## DATA EXTRACT
-----
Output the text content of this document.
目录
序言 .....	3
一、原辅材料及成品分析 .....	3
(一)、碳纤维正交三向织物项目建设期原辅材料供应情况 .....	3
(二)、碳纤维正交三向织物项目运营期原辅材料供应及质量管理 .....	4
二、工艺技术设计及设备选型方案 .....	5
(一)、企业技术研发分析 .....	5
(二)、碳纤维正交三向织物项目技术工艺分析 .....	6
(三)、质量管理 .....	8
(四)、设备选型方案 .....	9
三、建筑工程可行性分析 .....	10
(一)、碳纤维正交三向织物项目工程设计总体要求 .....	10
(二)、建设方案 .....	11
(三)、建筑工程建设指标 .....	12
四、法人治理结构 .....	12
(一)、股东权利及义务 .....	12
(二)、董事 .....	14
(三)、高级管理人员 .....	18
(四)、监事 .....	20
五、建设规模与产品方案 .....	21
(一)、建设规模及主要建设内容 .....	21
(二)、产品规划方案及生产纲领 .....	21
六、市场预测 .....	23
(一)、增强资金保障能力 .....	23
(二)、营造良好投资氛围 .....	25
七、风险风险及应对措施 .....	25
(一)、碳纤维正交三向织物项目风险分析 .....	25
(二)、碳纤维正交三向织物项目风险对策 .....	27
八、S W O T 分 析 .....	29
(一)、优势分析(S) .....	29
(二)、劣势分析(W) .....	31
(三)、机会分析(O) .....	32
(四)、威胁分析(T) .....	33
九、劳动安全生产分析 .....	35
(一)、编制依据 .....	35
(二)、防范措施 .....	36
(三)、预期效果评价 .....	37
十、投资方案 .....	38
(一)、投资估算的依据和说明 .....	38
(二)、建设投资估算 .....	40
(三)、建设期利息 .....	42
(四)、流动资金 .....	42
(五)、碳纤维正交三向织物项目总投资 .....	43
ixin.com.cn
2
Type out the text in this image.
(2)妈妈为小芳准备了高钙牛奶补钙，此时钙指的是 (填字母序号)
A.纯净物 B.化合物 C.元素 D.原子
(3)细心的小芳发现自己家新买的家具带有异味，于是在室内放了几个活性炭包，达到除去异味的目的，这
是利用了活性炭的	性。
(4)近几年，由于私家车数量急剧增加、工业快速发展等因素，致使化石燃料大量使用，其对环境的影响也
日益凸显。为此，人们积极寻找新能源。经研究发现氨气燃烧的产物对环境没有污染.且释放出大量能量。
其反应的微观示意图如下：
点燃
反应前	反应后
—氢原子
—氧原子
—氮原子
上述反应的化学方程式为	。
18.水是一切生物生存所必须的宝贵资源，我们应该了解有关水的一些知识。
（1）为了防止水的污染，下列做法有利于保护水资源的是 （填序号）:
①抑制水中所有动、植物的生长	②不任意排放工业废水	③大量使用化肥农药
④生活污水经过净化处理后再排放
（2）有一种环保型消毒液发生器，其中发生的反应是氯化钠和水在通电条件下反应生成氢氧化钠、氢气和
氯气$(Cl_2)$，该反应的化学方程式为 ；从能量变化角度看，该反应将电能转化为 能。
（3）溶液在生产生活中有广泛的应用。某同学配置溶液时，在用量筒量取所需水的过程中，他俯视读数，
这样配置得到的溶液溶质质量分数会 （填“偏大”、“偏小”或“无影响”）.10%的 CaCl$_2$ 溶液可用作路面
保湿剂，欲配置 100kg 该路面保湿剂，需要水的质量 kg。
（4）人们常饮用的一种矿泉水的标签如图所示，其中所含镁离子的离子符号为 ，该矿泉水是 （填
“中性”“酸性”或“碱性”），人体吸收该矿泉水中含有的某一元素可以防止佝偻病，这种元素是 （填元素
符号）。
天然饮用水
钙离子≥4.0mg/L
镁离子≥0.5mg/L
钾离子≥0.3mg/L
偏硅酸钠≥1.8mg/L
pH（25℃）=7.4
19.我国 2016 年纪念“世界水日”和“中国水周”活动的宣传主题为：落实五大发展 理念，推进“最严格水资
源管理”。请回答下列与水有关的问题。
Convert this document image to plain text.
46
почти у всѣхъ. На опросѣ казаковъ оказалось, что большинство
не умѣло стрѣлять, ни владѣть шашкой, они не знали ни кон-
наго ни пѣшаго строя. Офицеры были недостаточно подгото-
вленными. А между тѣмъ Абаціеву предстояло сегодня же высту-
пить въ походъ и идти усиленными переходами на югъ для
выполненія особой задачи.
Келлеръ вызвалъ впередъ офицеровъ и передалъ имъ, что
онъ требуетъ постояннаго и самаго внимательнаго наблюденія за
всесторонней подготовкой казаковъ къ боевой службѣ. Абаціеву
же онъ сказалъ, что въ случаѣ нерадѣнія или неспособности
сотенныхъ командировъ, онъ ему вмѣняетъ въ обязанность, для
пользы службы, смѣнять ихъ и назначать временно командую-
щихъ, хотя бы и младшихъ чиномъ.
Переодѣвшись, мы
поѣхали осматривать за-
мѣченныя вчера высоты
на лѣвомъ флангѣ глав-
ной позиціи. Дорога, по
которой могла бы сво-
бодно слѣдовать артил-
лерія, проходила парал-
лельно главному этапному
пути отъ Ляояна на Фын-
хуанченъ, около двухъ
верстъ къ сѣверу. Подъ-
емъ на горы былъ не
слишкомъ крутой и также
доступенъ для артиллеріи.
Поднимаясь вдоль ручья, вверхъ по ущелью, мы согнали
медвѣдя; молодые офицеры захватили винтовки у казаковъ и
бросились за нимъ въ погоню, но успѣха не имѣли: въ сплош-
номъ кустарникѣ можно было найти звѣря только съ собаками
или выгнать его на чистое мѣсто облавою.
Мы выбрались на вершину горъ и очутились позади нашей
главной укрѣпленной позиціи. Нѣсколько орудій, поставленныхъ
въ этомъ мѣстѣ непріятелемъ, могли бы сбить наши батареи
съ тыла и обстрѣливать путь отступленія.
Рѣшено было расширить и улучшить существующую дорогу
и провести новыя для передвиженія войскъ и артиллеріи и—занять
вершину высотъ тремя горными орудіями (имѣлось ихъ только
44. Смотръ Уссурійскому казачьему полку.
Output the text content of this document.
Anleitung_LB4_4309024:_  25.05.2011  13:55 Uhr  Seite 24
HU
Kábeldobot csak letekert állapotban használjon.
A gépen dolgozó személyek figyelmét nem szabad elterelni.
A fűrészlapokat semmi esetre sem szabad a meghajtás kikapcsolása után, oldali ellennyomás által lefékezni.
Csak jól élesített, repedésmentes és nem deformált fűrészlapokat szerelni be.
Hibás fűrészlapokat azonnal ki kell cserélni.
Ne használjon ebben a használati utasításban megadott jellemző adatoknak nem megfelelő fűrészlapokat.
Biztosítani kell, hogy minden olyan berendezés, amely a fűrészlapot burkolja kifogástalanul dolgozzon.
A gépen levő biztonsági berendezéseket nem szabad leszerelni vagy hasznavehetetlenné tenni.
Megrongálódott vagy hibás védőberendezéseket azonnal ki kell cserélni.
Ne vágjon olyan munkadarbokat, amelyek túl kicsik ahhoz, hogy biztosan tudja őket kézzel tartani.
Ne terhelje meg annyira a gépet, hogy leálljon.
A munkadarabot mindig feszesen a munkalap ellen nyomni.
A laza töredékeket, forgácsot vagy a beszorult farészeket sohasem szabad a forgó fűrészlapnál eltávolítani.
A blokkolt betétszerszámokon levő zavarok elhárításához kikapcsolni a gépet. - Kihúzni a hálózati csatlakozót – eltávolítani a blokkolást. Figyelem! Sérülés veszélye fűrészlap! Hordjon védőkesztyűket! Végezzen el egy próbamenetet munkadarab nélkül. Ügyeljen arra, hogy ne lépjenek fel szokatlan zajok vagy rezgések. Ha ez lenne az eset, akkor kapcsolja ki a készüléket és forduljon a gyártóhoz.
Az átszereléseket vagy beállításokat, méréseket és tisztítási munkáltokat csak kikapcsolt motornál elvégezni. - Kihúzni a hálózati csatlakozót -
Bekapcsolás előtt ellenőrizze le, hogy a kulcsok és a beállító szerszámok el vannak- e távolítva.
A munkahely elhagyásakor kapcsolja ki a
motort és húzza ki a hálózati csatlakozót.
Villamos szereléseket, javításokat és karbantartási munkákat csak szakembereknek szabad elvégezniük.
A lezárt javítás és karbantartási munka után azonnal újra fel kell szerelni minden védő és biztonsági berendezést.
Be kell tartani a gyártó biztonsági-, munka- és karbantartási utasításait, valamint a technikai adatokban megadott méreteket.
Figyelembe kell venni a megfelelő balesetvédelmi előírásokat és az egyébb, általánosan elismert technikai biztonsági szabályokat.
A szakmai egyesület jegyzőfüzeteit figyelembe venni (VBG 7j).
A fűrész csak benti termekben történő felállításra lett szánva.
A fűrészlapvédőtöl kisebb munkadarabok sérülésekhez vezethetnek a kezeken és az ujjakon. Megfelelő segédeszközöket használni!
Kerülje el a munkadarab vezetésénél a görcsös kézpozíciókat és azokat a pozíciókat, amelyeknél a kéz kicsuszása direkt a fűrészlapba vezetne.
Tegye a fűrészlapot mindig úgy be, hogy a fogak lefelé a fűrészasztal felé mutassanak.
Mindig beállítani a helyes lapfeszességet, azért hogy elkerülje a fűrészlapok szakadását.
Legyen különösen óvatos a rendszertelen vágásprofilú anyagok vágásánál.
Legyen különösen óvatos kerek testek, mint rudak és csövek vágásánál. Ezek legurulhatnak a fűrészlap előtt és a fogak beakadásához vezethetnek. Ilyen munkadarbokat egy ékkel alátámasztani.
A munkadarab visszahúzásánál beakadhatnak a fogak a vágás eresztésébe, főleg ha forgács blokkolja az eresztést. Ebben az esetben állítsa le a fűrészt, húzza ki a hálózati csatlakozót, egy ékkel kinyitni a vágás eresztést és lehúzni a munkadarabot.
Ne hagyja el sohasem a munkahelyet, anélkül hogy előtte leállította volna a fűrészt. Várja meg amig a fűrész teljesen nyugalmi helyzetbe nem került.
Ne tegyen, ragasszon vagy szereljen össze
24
-----
## SHORT EXERCISE
Say how many lines in the entries contain the string "gépet", and leave out everything else.

## TASK ANSWER
2